Transcribe all records exactly.

begin DATA SECTION

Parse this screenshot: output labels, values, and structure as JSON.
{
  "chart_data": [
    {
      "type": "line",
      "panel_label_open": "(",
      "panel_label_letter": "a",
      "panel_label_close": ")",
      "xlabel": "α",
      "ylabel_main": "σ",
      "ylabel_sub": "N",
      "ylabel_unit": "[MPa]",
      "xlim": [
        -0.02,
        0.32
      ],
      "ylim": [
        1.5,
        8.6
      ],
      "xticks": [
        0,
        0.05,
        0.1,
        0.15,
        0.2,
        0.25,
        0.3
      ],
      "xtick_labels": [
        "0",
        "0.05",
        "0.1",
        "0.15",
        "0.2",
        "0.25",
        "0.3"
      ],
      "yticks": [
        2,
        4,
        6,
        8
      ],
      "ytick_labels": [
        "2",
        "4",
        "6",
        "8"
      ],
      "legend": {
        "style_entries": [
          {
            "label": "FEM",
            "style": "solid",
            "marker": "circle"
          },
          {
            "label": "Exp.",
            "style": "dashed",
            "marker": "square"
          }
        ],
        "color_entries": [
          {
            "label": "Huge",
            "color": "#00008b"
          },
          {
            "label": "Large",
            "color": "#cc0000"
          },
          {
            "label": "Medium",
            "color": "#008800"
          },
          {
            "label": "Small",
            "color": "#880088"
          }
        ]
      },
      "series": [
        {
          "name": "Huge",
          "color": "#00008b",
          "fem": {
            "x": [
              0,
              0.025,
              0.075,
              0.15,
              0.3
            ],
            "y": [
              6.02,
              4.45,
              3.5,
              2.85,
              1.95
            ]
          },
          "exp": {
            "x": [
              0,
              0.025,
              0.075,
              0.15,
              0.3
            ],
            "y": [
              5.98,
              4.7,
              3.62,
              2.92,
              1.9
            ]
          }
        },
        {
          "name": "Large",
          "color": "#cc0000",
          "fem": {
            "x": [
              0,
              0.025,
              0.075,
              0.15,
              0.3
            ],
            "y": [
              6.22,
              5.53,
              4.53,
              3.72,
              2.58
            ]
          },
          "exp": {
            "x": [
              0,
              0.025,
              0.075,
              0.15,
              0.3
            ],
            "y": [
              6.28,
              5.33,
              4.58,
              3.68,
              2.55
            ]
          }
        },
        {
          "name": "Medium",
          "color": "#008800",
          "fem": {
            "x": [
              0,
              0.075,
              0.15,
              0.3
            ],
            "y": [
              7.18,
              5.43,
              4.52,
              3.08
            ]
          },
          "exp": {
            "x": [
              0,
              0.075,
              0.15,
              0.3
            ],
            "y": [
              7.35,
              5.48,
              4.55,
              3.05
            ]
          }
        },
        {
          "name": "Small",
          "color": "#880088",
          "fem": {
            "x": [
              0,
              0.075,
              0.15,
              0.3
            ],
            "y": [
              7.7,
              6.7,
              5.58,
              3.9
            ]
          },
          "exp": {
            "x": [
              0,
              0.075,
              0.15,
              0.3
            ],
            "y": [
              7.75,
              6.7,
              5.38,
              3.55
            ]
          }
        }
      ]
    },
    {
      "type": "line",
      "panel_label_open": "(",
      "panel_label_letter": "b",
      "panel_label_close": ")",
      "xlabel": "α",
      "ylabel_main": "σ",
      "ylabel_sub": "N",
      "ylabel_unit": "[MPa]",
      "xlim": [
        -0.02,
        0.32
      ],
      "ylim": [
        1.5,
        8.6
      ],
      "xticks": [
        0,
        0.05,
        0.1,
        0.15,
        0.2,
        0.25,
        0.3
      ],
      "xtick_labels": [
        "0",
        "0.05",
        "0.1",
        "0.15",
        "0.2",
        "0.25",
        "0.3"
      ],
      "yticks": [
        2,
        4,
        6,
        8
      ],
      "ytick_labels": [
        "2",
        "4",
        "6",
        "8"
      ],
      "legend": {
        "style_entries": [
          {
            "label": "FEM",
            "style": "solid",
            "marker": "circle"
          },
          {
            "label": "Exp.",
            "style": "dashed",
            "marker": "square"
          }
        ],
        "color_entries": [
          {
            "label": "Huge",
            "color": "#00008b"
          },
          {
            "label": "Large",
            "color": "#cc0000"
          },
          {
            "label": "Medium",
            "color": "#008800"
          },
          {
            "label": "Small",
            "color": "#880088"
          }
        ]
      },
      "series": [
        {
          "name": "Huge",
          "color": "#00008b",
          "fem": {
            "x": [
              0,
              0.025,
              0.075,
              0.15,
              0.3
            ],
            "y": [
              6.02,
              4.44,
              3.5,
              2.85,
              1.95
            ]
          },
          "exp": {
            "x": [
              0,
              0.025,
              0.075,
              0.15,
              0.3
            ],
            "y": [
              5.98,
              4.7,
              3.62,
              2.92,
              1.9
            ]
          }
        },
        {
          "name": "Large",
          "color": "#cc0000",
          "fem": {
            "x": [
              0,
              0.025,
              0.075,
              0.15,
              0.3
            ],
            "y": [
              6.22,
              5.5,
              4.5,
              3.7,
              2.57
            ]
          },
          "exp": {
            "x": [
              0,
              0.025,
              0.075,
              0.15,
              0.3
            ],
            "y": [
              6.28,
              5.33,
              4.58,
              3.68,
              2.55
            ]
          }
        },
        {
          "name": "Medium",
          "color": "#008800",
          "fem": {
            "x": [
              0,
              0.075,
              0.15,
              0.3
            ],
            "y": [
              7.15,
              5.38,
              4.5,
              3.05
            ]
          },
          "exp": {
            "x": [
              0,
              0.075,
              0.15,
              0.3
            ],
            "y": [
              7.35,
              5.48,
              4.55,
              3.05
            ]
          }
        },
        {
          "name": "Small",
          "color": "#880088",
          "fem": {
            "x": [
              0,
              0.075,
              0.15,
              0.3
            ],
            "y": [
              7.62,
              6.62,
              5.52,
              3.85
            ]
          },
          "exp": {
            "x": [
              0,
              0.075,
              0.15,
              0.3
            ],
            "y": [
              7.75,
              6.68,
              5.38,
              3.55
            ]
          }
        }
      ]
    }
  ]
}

end DATA SECTION

◆ WRITTEN REPLY ◆
Parse this screenshot: output labels, values, and structure as JSON.
{
  "chart_data": [
    {
      "type": "line",
      "panel_label_open": "(",
      "panel_label_letter": "a",
      "panel_label_close": ")",
      "xlabel": "α",
      "ylabel_main": "σ",
      "ylabel_sub": "N",
      "ylabel_unit": "[MPa]",
      "xlim": [
        -0.02,
        0.32
      ],
      "ylim": [
        1.5,
        8.6
      ],
      "xticks": [
        0,
        0.05,
        0.1,
        0.15,
        0.2,
        0.25,
        0.3
      ],
      "xtick_labels": [
        "0",
        "0.05",
        "0.1",
        "0.15",
        "0.2",
        "0.25",
        "0.3"
      ],
      "yticks": [
        2,
        4,
        6,
        8
      ],
      "ytick_labels": [
        "2",
        "4",
        "6",
        "8"
      ],
      "legend": {
        "style_entries": [
          {
            "label": "FEM",
            "style": "solid",
            "marker": "circle"
          },
          {
            "label": "Exp.",
            "style": "dashed",
            "marker": "square"
          }
        ],
        "color_entries": [
          {
            "label": "Huge",
            "color": "#00008b"
          },
          {
            "label": "Large",
            "color": "#cc0000"
          },
          {
            "label": "Medium",
            "color": "#008800"
          },
          {
            "label": "Small",
            "color": "#880088"
          }
        ]
      },
      "series": [
        {
          "name": "Huge",
          "color": "#00008b",
          "fem": {
            "x": [
              0,
              0.025,
              0.075,
              0.15,
              0.3
            ],
            "y": [
              6.02,
              4.45,
              3.5,
              2.85,
              1.95
            ]
          },
          "exp": {
            "x": [
              0,
              0.025,
              0.075,
              0.15,
              0.3
            ],
            "y": [
              5.98,
              4.7,
              3.62,
              2.92,
              1.9
            ]
          }
        },
        {
          "name": "Large",
          "color": "#cc0000",
          "fem": {
            "x": [
              0,
              0.025,
              0.075,
              0.15,
              0.3
            ],
            "y": [
              6.22,
              5.53,
              4.53,
              3.72,
              2.58
            ]
          },
          "exp": {
            "x": [
              0,
              0.025,
              0.075,
              0.15,
              0.3
            ],
            "y": [
              6.28,
              5.33,
              4.58,
              3.68,
              2.55
            ]
          }
        },
        {
          "name": "Medium",
          "color": "#008800",
          "fem": {
            "x": [
              0,
              0.075,
              0.15,
              0.3
            ],
            "y": [
              7.18,
              5.43,
              4.52,
              3.08
            ]
          },
          "exp": {
            "x": [
              0,
              0.075,
              0.15,
              0.3
            ],
            "y": [
              7.35,
              5.48,
              4.55,
              3.05
            ]
          }
        },
        {
          "name": "Small",
          "color": "#880088",
          "fem": {
            "x": [
              0,
              0.075,
              0.15,
              0.3
            ],
            "y": [
              7.7,
              6.7,
              5.58,
              3.9
            ]
          },
          "exp": {
            "x": [
              0,
              0.075,
              0.15,
              0.3
            ],
            "y": [
              7.75,
              6.7,
              5.38,
              3.55
            ]
          }
        }
      ]
    },
    {
      "type": "line",
      "panel_label_open": "(",
      "panel_label_letter": "b",
      "panel_label_close": ")",
      "xlabel": "α",
      "ylabel_main": "σ",
      "ylabel_sub": "N",
      "ylabel_unit": "[MPa]",
      "xlim": [
        -0.02,
        0.32
      ],
      "ylim": [
        1.5,
        8.6
      ],
      "xticks": [
        0,
        0.05,
        0.1,
        0.15,
        0.2,
        0.25,
        0.3
      ],
      "xtick_labels": [
        "0",
        "0.05",
        "0.1",
        "0.15",
        "0.2",
        "0.25",
        "0.3"
      ],
      "yticks": [
        2,
        4,
        6,
        8
      ],
      "ytick_labels": [
        "2",
        "4",
        "6",
        "8"
      ],
      "legend": {
        "style_entries": [
          {
            "label": "FEM",
            "style": "solid",
            "marker": "circle"
          },
          {
            "label": "Exp.",
            "style": "dashed",
            "marker": "square"
          }
        ],
        "color_entries": [
          {
            "label": "Huge",
            "color": "#00008b"
          },
          {
            "label": "Large",
            "color": "#cc0000"
          },
          {
            "label": "Medium",
            "color": "#008800"
          },
          {
            "label": "Small",
            "color": "#880088"
          }
        ]
      },
      "series": [
        {
          "name": "Huge",
          "color": "#00008b",
          "fem": {
            "x": [
              0,
              0.025,
              0.075,
              0.15,
              0.3
            ],
            "y": [
              6.02,
              4.44,
              3.5,
              2.85,
              1.95
            ]
          },
          "exp": {
            "x": [
              0,
              0.025,
              0.075,
              0.15,
              0.3
            ],
            "y": [
              5.98,
              4.7,
              3.62,
              2.92,
              1.9
            ]
          }
        },
        {
          "name": "Large",
          "color": "#cc0000",
          "fem": {
            "x": [
              0,
              0.025,
              0.075,
              0.15,
              0.3
            ],
            "y": [
              6.22,
              5.5,
              4.5,
              3.7,
              2.57
            ]
          },
          "exp": {
            "x": [
              0,
              0.025,
              0.075,
              0.15,
              0.3
            ],
            "y": [
              6.28,
              5.33,
              4.58,
              3.68,
              2.55
            ]
          }
        },
        {
          "name": "Medium",
          "color": "#008800",
          "fem": {
            "x": [
              0,
              0.075,
              0.15,
              0.3
            ],
            "y": [
              7.15,
              5.38,
              4.5,
              3.05
            ]
          },
          "exp": {
            "x": [
              0,
              0.075,
              0.15,
              0.3
            ],
            "y": [
              7.35,
              5.48,
              4.55,
              3.05
            ]
          }
        },
        {
          "name": "Small",
          "color": "#880088",
          "fem": {
            "x": [
              0,
              0.075,
              0.15,
              0.3
            ],
            "y": [
              7.62,
              6.62,
              5.52,
              3.85
            ]
          },
          "exp": {
            "x": [
              0,
              0.075,
              0.15,
              0.3
            ],
            "y": [
              7.75,
              6.68,
              5.38,
              3.55
            ]
          }
        }
      ]
    }
  ]
}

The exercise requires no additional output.